Work to be completed - Examine each line of the data. Copy those that contain the string "prosedur".

[begin Data supplied]

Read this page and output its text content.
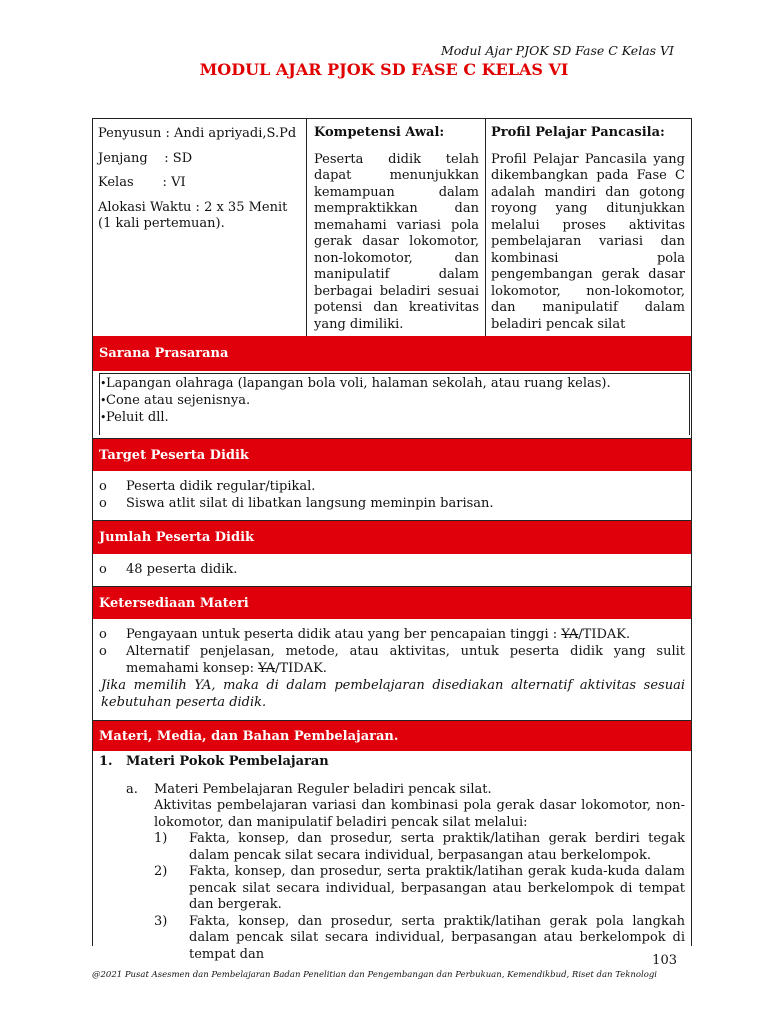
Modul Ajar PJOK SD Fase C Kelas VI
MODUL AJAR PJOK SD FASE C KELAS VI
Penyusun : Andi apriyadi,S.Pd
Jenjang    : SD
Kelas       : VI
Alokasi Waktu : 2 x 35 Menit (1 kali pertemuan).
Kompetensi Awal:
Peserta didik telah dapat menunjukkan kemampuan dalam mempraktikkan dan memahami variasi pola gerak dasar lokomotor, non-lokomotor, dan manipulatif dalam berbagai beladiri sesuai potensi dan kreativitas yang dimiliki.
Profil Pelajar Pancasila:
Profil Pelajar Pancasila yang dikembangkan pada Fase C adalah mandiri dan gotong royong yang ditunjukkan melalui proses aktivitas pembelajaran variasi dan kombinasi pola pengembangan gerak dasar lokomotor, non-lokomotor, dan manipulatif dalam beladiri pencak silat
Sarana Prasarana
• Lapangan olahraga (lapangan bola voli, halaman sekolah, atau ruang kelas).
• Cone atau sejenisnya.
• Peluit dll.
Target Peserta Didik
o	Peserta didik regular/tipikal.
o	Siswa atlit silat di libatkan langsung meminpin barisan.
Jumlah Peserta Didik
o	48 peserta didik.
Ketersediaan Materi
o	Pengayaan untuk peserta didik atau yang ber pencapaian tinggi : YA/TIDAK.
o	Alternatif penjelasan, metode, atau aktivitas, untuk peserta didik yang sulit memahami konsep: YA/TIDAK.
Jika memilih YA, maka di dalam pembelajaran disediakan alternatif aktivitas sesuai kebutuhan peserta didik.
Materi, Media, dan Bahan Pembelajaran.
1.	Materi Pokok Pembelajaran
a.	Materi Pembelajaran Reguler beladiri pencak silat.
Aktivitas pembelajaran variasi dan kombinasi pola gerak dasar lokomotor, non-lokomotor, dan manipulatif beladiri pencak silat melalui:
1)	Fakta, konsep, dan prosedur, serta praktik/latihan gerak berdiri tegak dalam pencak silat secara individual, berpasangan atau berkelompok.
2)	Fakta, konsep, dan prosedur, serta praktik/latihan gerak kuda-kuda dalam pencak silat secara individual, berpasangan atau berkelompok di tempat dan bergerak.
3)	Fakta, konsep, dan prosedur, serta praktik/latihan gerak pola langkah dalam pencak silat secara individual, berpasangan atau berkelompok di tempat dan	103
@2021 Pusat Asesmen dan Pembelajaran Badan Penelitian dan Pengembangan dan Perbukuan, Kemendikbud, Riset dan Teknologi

[end Data supplied]
[begin Data supplied]

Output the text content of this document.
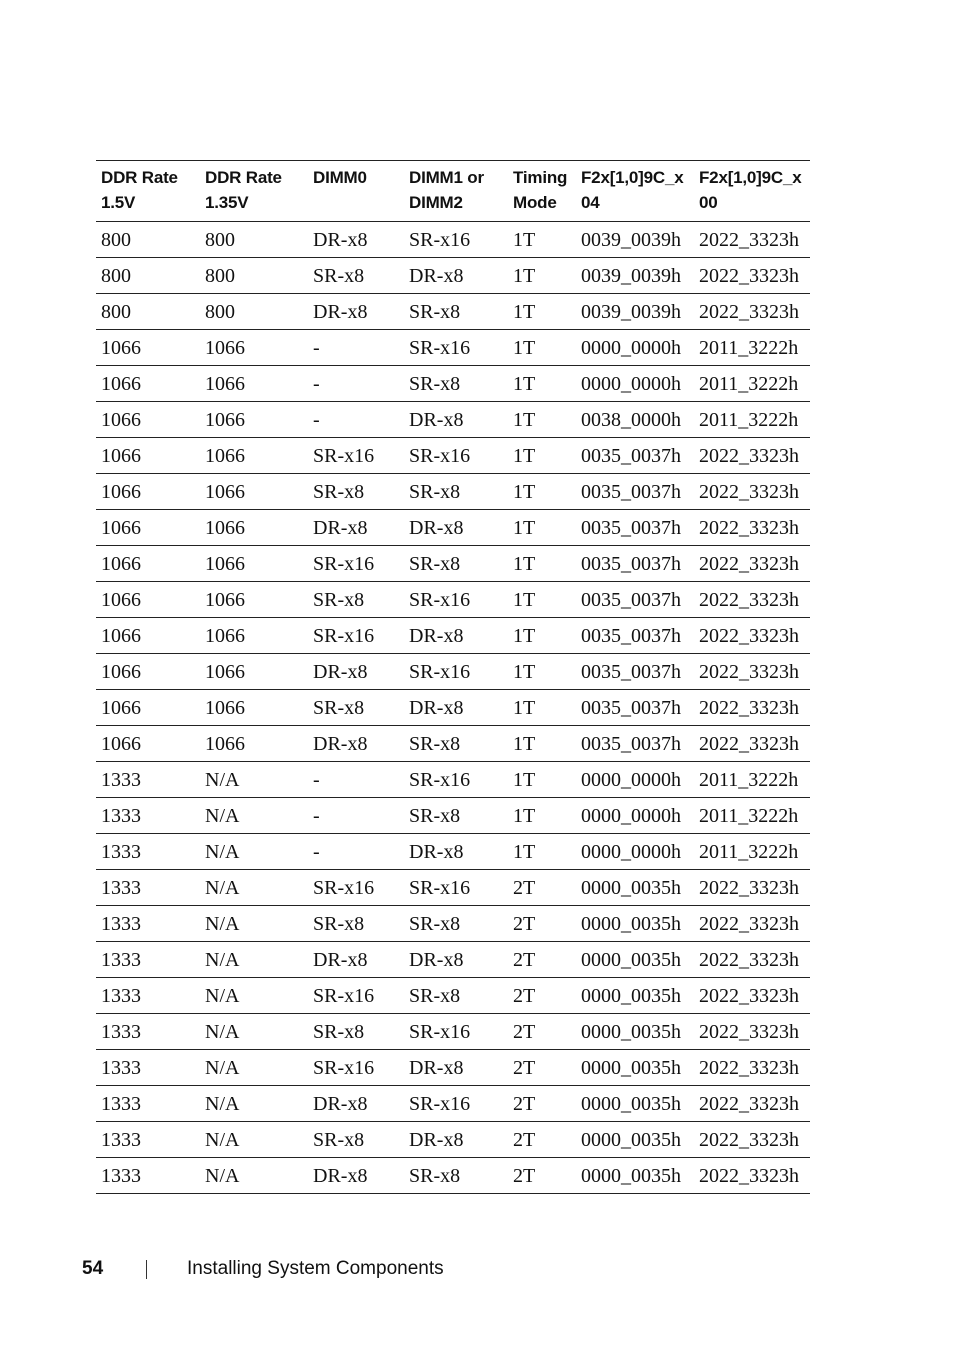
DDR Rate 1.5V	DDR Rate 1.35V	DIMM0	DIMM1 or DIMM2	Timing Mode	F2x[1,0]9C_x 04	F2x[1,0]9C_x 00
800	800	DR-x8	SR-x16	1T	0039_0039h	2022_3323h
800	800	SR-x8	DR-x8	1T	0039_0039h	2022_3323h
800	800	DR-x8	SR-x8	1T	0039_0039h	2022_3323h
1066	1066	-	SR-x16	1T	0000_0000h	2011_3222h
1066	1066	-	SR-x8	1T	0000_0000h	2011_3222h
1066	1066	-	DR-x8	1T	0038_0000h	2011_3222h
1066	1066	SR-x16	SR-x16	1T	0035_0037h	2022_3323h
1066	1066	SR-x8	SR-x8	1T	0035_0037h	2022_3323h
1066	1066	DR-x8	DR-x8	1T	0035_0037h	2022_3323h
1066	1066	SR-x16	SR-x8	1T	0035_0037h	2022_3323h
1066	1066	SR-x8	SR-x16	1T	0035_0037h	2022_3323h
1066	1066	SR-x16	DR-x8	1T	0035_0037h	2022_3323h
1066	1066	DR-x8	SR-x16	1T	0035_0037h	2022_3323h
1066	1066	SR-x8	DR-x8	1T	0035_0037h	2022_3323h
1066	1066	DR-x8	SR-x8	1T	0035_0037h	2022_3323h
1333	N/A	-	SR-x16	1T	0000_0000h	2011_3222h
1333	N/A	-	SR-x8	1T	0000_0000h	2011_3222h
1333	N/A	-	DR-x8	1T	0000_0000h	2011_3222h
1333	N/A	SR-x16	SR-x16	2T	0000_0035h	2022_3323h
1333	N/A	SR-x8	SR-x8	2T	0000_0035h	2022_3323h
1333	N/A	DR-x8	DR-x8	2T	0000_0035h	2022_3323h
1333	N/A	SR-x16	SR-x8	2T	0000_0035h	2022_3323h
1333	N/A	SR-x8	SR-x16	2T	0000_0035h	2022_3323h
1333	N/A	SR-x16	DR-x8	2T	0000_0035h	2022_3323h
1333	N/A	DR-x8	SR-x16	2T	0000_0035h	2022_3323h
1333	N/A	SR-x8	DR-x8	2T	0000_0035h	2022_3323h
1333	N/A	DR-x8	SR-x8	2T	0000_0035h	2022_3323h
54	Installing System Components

[end Data supplied]
[begin Data supplied]

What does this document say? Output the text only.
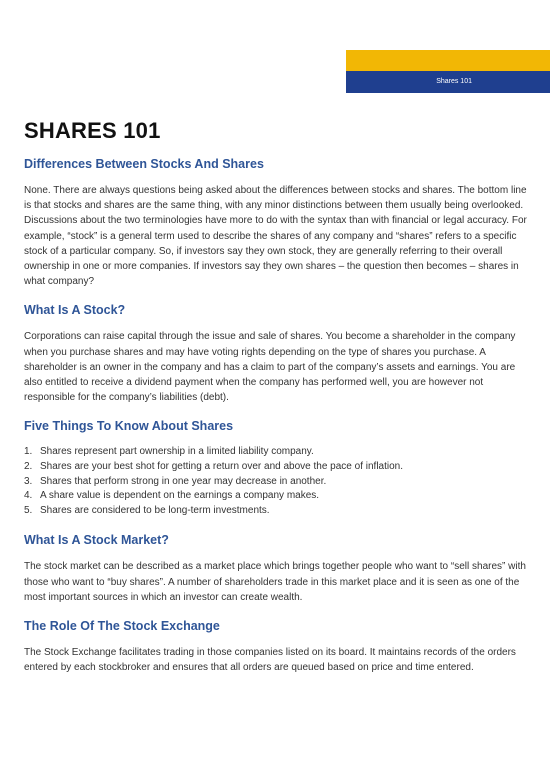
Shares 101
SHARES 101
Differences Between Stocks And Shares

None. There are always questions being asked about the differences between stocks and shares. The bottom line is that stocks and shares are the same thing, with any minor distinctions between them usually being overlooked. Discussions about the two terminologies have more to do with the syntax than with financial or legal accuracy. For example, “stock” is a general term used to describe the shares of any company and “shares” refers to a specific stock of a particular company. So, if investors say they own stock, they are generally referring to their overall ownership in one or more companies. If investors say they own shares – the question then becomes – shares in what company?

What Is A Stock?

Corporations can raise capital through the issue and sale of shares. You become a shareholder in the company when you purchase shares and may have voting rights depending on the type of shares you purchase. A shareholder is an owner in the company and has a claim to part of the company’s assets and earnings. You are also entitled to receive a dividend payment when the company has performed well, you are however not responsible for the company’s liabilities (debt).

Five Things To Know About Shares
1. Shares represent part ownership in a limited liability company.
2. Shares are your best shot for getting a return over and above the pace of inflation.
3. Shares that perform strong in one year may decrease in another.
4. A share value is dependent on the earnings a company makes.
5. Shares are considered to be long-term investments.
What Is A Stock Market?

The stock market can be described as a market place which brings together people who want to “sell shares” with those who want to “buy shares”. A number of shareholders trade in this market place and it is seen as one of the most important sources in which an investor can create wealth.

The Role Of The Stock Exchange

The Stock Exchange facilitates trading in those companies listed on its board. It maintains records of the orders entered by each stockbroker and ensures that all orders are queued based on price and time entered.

[end Data supplied]

Exercise output -
1)	Fakta, konsep, dan prosedur, serta praktik/latihan gerak berdiri tegak dalam pencak silat secara individual, berpasangan atau berkelompok.
2)	Fakta, konsep, dan prosedur, serta praktik/latihan gerak kuda-kuda dalam pencak silat secara individual, berpasangan atau berkelompok di tempat dan bergerak.
3)	Fakta, konsep, dan prosedur, serta praktik/latihan gerak pola langkah dalam pencak silat secara individual, berpasangan atau berkelompok di tempat dan	103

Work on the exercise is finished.